▶ _Task_
Take the material below and write it all out again exactly.

[Entries taken from a collection]
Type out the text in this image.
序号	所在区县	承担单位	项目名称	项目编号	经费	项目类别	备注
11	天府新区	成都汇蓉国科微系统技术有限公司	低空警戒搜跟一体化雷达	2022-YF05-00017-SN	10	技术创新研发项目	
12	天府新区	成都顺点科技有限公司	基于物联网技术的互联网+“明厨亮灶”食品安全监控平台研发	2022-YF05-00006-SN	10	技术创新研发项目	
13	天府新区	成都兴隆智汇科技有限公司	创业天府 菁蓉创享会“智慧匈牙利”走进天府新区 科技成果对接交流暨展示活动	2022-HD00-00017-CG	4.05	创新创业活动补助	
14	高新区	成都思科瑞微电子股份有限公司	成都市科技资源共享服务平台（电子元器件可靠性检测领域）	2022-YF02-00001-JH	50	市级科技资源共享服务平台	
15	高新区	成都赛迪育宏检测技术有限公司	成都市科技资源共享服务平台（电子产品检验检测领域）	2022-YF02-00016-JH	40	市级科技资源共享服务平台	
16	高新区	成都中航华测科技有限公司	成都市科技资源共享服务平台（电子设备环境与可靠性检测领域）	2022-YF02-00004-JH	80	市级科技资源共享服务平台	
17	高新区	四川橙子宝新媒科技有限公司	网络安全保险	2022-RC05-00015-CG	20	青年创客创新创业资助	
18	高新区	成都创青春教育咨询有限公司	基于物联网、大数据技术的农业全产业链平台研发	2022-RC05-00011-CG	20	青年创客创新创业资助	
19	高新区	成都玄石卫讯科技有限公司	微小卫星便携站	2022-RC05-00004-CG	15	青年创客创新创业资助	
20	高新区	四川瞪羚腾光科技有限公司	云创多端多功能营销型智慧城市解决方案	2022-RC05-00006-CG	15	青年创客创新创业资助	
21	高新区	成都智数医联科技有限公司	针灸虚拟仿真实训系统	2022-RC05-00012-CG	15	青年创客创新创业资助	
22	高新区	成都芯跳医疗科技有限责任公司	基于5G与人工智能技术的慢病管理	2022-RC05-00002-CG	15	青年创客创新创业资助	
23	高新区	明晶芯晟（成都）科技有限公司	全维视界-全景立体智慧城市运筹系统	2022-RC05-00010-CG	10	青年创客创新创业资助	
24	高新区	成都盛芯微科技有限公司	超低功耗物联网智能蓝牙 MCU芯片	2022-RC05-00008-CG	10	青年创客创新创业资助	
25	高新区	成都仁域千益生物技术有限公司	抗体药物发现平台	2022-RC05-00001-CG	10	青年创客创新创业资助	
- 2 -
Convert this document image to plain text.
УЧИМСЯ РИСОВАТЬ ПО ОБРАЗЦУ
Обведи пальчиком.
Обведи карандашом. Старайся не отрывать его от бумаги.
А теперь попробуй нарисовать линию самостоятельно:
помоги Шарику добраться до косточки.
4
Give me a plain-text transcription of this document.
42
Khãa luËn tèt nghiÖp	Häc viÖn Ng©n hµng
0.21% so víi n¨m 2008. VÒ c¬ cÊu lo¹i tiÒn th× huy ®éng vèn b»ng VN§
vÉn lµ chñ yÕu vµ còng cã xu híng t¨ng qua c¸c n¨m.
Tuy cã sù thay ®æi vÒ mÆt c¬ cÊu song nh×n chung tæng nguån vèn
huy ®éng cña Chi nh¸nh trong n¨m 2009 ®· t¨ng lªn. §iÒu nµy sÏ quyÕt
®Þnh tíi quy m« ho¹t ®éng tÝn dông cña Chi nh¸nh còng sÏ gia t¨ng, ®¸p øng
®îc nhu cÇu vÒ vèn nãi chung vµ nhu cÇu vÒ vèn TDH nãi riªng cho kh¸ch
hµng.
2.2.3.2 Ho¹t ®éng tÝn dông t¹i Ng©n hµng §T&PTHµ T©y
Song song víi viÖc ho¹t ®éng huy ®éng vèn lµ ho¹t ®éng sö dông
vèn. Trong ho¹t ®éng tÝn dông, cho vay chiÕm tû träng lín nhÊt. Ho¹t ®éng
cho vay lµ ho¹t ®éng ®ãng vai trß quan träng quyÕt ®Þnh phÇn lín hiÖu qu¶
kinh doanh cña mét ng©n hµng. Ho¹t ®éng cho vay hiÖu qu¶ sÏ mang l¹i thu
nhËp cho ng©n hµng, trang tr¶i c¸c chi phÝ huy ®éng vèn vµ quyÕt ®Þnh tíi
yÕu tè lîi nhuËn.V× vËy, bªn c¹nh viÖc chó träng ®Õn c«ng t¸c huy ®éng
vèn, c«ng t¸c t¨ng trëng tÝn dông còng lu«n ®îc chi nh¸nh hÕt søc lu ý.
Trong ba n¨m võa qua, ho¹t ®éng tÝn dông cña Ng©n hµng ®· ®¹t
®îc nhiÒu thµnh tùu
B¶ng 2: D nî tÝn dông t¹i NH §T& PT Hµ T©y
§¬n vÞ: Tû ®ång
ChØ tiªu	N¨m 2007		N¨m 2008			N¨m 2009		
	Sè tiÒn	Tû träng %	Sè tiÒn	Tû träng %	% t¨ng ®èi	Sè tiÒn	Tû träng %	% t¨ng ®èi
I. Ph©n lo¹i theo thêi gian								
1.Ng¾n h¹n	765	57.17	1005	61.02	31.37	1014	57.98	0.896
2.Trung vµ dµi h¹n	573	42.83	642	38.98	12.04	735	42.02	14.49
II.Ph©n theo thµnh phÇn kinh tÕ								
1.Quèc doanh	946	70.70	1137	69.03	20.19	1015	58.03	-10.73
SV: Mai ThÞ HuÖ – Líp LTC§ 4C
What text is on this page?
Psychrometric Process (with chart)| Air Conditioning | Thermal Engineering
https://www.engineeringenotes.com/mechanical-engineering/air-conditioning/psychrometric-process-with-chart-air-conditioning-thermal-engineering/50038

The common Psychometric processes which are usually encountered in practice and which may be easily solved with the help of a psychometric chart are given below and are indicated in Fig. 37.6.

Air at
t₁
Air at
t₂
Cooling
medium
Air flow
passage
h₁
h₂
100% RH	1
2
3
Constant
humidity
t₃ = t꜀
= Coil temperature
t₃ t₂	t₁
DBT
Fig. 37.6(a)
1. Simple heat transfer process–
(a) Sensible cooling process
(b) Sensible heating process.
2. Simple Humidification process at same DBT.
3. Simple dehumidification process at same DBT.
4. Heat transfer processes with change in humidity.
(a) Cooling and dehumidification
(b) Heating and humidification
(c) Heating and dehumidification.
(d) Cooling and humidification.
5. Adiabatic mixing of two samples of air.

▶ _Result_
Type out the text in this image.
序号	所在区县	承担单位	项目名称	项目编号	经费	项目类别	备注
11	天府新区	成都汇蓉国科微系统技术有限公司	低空警戒搜跟一体化雷达	2022-YF05-00017-SN	10	技术创新研发项目	
12	天府新区	成都顺点科技有限公司	基于物联网技术的互联网+“明厨亮灶”食品安全监控平台研发	2022-YF05-00006-SN	10	技术创新研发项目	
13	天府新区	成都兴隆智汇科技有限公司	创业天府 菁蓉创享会“智慧匈牙利”走进天府新区 科技成果对接交流暨展示活动	2022-HD00-00017-CG	4.05	创新创业活动补助	
14	高新区	成都思科瑞微电子股份有限公司	成都市科技资源共享服务平台（电子元器件可靠性检测领域）	2022-YF02-00001-JH	50	市级科技资源共享服务平台	
15	高新区	成都赛迪育宏检测技术有限公司	成都市科技资源共享服务平台（电子产品检验检测领域）	2022-YF02-00016-JH	40	市级科技资源共享服务平台	
16	高新区	成都中航华测科技有限公司	成都市科技资源共享服务平台（电子设备环境与可靠性检测领域）	2022-YF02-00004-JH	80	市级科技资源共享服务平台	
17	高新区	四川橙子宝新媒科技有限公司	网络安全保险	2022-RC05-00015-CG	20	青年创客创新创业资助	
18	高新区	成都创青春教育咨询有限公司	基于物联网、大数据技术的农业全产业链平台研发	2022-RC05-00011-CG	20	青年创客创新创业资助	
19	高新区	成都玄石卫讯科技有限公司	微小卫星便携站	2022-RC05-00004-CG	15	青年创客创新创业资助	
20	高新区	四川瞪羚腾光科技有限公司	云创多端多功能营销型智慧城市解决方案	2022-RC05-00006-CG	15	青年创客创新创业资助	
21	高新区	成都智数医联科技有限公司	针灸虚拟仿真实训系统	2022-RC05-00012-CG	15	青年创客创新创业资助	
22	高新区	成都芯跳医疗科技有限责任公司	基于5G与人工智能技术的慢病管理	2022-RC05-00002-CG	15	青年创客创新创业资助	
23	高新区	明晶芯晟（成都）科技有限公司	全维视界-全景立体智慧城市运筹系统	2022-RC05-00010-CG	10	青年创客创新创业资助	
24	高新区	成都盛芯微科技有限公司	超低功耗物联网智能蓝牙 MCU芯片	2022-RC05-00008-CG	10	青年创客创新创业资助	
25	高新区	成都仁域千益生物技术有限公司	抗体药物发现平台	2022-RC05-00001-CG	10	青年创客创新创业资助	
- 2 -
Convert this document image to plain text.
УЧИМСЯ РИСОВАТЬ ПО ОБРАЗЦУ
Обведи пальчиком.
Обведи карандашом. Старайся не отрывать его от бумаги.
А теперь попробуй нарисовать линию самостоятельно:
помоги Шарику добраться до косточки.
4
Give me a plain-text transcription of this document.
42
Khãa luËn tèt nghiÖp	Häc viÖn Ng©n hµng
0.21% so víi n¨m 2008. VÒ c¬ cÊu lo¹i tiÒn th× huy ®éng vèn b»ng VN§
vÉn lµ chñ yÕu vµ còng cã xu híng t¨ng qua c¸c n¨m.
Tuy cã sù thay ®æi vÒ mÆt c¬ cÊu song nh×n chung tæng nguån vèn
huy ®éng cña Chi nh¸nh trong n¨m 2009 ®· t¨ng lªn. §iÒu nµy sÏ quyÕt
®Þnh tíi quy m« ho¹t ®éng tÝn dông cña Chi nh¸nh còng sÏ gia t¨ng, ®¸p øng
®îc nhu cÇu vÒ vèn nãi chung vµ nhu cÇu vÒ vèn TDH nãi riªng cho kh¸ch
hµng.
2.2.3.2 Ho¹t ®éng tÝn dông t¹i Ng©n hµng §T&PTHµ T©y
Song song víi viÖc ho¹t ®éng huy ®éng vèn lµ ho¹t ®éng sö dông
vèn. Trong ho¹t ®éng tÝn dông, cho vay chiÕm tû träng lín nhÊt. Ho¹t ®éng
cho vay lµ ho¹t ®éng ®ãng vai trß quan träng quyÕt ®Þnh phÇn lín hiÖu qu¶
kinh doanh cña mét ng©n hµng. Ho¹t ®éng cho vay hiÖu qu¶ sÏ mang l¹i thu
nhËp cho ng©n hµng, trang tr¶i c¸c chi phÝ huy ®éng vèn vµ quyÕt ®Þnh tíi
yÕu tè lîi nhuËn.V× vËy, bªn c¹nh viÖc chó träng ®Õn c«ng t¸c huy ®éng
vèn, c«ng t¸c t¨ng trëng tÝn dông còng lu«n ®îc chi nh¸nh hÕt søc lu ý.
Trong ba n¨m võa qua, ho¹t ®éng tÝn dông cña Ng©n hµng ®· ®¹t
®îc nhiÒu thµnh tùu
B¶ng 2: D nî tÝn dông t¹i NH §T& PT Hµ T©y
§¬n vÞ: Tû ®ång
ChØ tiªu	N¨m 2007		N¨m 2008			N¨m 2009		
	Sè tiÒn	Tû träng %	Sè tiÒn	Tû träng %	% t¨ng ®èi	Sè tiÒn	Tû träng %	% t¨ng ®èi
I. Ph©n lo¹i theo thêi gian								
1.Ng¾n h¹n	765	57.17	1005	61.02	31.37	1014	57.98	0.896
2.Trung vµ dµi h¹n	573	42.83	642	38.98	12.04	735	42.02	14.49
II.Ph©n theo thµnh phÇn kinh tÕ								
1.Quèc doanh	946	70.70	1137	69.03	20.19	1015	58.03	-10.73
SV: Mai ThÞ HuÖ – Líp LTC§ 4C
What text is on this page?
Psychrometric Process (with chart)| Air Conditioning | Thermal Engineering
https://www.engineeringenotes.com/mechanical-engineering/air-conditioning/psychrometric-process-with-chart-air-conditioning-thermal-engineering/50038

The common Psychometric processes which are usually encountered in practice and which may be easily solved with the help of a psychometric chart are given below and are indicated in Fig. 37.6.

Air at
t₁
Air at
t₂
Cooling
medium
Air flow
passage
h₁
h₂
100% RH	1
2
3
Constant
humidity
t₃ = t꜀
= Coil temperature
t₃ t₂	t₁
DBT
Fig. 37.6(a)
1. Simple heat transfer process–
(a) Sensible cooling process
(b) Sensible heating process.
2. Simple Humidification process at same DBT.
3. Simple dehumidification process at same DBT.
4. Heat transfer processes with change in humidity.
(a) Cooling and dehumidification
(b) Heating and humidification
(c) Heating and dehumidification.
(d) Cooling and humidification.
5. Adiabatic mixing of two samples of air.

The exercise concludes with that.